## Task
Scan the data below for the string "Regular". Copy every line where it appears.

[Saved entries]
--

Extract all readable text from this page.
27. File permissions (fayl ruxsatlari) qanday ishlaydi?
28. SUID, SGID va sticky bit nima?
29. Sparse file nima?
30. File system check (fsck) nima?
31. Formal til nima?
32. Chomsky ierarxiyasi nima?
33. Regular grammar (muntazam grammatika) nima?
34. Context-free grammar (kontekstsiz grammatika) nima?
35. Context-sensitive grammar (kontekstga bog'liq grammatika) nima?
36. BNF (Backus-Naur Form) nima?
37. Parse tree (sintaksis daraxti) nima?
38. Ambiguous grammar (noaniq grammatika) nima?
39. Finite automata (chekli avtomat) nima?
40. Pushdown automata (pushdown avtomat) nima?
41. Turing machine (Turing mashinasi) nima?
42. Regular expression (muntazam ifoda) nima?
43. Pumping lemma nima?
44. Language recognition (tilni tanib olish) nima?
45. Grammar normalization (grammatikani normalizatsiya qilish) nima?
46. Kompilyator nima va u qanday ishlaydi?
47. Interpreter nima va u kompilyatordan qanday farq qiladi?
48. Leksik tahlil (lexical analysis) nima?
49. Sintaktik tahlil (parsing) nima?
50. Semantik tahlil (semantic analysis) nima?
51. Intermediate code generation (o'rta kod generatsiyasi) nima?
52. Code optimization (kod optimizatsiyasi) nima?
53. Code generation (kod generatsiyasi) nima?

--

## Solved exercise
33. Regular grammar (muntazam grammatika) nima?
42. Regular expression (muntazam ifoda) nima?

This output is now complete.